### [Work to do]
Without further comment, state how many lines in the listing below contain the word "下列说法正确的是".
-=-=-
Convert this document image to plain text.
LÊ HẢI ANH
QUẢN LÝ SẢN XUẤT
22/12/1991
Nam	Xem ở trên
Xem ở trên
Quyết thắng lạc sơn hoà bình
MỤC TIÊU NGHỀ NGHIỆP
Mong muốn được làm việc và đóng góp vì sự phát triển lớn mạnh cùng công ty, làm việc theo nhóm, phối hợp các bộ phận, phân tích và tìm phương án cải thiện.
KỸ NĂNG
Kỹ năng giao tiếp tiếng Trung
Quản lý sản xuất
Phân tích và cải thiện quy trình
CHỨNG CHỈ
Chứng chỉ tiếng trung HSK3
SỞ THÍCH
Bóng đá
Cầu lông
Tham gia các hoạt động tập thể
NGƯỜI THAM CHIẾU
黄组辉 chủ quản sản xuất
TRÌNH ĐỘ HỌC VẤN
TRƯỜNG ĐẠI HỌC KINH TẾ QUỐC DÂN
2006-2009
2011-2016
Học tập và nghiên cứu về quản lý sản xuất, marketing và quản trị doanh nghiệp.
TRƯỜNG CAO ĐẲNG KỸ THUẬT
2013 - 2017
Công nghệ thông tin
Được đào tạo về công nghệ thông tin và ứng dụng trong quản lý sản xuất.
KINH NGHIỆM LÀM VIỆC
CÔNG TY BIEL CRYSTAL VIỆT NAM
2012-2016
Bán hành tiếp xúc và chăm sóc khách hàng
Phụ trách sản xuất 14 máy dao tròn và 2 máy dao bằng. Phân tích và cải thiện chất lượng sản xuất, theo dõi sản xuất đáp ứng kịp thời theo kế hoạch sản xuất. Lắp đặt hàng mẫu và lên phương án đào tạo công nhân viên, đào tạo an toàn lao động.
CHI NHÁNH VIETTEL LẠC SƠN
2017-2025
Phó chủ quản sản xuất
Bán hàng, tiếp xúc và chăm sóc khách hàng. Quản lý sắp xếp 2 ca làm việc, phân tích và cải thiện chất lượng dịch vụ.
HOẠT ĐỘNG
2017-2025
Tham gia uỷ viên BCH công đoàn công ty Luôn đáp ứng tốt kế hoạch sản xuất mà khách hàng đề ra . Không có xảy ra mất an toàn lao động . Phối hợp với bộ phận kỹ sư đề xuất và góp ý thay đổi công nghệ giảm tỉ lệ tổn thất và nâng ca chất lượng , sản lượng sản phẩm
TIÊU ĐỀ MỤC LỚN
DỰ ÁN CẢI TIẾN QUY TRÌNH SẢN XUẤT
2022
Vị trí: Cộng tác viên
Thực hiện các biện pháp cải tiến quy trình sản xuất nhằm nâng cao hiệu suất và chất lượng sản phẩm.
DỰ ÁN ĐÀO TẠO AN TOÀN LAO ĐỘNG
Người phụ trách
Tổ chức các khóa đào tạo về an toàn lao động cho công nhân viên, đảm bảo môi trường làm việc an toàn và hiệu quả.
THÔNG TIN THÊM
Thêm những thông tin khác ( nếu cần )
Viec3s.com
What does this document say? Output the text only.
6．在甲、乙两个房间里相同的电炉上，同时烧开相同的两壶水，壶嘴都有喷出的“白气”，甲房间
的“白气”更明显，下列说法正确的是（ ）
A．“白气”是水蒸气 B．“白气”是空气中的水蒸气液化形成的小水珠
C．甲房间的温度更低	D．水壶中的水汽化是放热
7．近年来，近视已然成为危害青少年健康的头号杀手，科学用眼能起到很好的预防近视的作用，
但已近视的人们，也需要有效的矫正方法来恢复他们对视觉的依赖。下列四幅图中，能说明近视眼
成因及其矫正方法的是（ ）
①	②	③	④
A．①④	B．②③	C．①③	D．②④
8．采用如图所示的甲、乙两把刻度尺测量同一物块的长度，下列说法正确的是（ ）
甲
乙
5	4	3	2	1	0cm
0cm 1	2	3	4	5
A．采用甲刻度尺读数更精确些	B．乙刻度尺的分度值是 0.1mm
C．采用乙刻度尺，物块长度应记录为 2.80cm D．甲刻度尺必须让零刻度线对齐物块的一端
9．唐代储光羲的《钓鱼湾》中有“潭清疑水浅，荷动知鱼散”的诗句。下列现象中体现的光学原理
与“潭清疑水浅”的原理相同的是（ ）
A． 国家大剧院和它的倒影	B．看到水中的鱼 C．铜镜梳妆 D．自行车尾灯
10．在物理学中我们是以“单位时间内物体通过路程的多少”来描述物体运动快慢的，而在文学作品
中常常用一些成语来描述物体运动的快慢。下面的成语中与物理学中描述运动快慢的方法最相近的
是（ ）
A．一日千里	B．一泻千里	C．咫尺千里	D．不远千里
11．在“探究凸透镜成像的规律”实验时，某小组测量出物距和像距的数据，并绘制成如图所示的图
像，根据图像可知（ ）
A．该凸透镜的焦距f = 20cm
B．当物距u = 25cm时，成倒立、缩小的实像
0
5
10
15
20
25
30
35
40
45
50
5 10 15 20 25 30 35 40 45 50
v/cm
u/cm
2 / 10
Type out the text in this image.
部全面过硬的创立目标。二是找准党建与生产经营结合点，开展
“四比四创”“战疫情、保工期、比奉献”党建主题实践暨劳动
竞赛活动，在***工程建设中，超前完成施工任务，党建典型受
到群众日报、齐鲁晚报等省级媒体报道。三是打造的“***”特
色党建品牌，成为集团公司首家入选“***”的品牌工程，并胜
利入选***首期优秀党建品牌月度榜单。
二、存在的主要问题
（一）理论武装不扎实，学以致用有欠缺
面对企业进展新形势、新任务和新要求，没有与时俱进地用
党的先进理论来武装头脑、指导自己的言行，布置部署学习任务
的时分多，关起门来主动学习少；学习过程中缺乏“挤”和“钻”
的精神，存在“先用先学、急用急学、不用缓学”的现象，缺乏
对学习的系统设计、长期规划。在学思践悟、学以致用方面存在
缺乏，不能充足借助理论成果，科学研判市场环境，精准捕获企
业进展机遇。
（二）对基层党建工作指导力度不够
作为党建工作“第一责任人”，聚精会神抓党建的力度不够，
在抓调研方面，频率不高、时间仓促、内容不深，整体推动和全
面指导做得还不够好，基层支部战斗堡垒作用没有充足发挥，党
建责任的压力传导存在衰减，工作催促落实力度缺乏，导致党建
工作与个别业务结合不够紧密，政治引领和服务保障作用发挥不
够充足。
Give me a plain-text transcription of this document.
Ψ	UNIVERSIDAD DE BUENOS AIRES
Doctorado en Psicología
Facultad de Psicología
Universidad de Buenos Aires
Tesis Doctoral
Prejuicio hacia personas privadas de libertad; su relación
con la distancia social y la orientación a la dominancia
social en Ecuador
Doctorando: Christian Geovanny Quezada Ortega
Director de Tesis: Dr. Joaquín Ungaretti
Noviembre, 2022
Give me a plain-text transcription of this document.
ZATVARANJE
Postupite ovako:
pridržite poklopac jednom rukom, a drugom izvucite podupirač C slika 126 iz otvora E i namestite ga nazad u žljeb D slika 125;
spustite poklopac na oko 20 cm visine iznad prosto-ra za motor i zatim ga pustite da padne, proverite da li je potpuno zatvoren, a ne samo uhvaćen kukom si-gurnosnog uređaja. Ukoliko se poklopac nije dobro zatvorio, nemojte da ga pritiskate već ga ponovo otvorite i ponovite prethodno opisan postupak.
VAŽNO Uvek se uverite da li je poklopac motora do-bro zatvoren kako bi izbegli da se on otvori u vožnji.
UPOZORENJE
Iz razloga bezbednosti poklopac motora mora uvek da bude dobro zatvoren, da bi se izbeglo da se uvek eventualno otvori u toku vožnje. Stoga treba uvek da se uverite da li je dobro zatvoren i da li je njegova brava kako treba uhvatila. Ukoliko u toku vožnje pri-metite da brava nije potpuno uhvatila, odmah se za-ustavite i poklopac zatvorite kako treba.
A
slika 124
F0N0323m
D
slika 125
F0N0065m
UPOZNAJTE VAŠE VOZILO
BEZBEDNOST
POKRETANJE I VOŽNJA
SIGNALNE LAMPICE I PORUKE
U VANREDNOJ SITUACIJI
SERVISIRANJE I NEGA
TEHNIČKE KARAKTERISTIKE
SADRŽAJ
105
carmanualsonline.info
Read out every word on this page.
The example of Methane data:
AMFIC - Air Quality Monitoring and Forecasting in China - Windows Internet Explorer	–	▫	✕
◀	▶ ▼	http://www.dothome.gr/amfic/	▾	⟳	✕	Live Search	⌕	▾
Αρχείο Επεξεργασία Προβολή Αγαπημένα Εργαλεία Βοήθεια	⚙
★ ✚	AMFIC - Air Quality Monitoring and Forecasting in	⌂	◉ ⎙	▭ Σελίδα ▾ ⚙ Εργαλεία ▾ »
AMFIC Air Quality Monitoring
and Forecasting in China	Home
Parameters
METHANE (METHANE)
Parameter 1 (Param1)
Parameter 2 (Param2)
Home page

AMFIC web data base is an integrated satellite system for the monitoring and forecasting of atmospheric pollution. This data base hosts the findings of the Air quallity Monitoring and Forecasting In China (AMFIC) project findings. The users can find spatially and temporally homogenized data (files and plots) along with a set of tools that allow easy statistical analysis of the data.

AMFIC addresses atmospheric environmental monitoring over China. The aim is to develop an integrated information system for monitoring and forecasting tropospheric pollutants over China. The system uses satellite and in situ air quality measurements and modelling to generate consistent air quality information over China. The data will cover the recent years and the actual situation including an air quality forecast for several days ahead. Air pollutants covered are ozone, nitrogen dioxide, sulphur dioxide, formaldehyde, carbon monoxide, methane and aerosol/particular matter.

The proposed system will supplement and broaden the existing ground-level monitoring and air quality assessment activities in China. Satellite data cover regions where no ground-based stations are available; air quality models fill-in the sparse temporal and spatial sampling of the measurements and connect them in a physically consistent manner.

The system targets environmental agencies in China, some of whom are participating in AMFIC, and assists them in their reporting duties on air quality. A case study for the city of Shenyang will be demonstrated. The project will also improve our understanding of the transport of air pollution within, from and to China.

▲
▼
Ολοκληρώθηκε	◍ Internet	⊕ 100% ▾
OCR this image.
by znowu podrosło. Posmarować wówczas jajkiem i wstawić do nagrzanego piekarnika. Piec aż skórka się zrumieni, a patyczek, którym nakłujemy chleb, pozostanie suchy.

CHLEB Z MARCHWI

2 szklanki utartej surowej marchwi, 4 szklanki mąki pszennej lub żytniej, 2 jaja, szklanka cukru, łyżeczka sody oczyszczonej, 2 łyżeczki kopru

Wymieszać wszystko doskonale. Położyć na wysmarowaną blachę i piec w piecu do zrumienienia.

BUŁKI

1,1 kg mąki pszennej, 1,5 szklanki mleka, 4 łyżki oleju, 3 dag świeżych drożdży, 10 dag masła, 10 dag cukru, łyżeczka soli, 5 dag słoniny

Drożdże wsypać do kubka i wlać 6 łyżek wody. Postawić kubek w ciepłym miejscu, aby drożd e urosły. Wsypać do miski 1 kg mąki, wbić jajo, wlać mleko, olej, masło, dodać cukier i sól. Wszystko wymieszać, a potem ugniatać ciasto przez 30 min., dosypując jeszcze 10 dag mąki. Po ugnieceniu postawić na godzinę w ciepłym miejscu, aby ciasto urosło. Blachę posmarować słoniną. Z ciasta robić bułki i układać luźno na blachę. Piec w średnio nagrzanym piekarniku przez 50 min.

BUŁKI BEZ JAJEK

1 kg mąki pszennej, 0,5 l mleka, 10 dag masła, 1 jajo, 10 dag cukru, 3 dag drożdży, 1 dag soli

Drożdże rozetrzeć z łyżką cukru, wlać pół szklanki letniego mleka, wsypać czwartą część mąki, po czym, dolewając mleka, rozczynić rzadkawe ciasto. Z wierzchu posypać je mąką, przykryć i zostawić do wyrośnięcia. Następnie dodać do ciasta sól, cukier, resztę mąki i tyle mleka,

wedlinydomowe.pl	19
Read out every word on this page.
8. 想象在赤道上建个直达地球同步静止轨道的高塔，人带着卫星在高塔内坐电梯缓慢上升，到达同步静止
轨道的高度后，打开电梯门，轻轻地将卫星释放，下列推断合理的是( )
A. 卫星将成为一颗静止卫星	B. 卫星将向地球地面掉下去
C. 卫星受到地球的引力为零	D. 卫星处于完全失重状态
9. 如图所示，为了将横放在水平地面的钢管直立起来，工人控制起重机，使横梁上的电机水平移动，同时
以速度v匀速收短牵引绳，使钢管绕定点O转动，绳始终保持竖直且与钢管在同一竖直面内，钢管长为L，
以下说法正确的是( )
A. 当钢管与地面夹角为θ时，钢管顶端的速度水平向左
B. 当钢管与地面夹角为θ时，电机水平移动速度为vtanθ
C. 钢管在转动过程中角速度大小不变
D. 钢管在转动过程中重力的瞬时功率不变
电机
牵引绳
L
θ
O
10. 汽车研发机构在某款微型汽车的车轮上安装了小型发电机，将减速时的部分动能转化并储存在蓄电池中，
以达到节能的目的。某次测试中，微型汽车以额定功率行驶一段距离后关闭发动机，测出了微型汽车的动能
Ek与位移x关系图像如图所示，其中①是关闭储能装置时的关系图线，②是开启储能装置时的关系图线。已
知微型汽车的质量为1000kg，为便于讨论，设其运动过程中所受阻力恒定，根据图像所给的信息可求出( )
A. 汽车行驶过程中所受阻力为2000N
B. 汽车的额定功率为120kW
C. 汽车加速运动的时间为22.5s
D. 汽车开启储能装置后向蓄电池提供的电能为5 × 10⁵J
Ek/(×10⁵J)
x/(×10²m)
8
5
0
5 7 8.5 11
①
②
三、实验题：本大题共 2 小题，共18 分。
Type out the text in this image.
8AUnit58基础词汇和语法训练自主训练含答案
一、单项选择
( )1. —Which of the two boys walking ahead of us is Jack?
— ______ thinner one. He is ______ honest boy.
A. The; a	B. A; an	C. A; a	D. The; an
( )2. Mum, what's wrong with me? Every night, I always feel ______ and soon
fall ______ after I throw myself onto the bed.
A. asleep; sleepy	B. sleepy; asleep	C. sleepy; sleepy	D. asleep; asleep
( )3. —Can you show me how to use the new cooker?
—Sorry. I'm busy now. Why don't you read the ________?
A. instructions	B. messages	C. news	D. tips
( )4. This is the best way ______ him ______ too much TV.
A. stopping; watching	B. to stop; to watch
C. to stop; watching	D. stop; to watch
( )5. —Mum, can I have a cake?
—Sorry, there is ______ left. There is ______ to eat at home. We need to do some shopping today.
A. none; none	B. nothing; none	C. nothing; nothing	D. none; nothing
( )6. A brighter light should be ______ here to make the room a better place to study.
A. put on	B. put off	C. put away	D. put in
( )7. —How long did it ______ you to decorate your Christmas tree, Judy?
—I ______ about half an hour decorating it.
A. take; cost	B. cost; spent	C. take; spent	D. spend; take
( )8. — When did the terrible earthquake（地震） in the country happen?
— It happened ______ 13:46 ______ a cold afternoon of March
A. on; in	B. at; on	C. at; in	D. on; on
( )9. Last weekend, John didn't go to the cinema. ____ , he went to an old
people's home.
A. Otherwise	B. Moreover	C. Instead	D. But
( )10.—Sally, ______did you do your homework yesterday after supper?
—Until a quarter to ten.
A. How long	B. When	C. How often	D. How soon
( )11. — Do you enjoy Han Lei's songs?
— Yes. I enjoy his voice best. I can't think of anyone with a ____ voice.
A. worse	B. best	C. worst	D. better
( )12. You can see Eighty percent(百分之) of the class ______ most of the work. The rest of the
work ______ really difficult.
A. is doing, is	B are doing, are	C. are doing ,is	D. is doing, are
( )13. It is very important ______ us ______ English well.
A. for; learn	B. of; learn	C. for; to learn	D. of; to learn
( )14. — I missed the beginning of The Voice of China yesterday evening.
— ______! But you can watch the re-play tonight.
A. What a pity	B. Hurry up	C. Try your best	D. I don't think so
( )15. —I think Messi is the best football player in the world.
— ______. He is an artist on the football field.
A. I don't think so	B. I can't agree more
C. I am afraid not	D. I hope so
-=-=-
### [Correct result]
2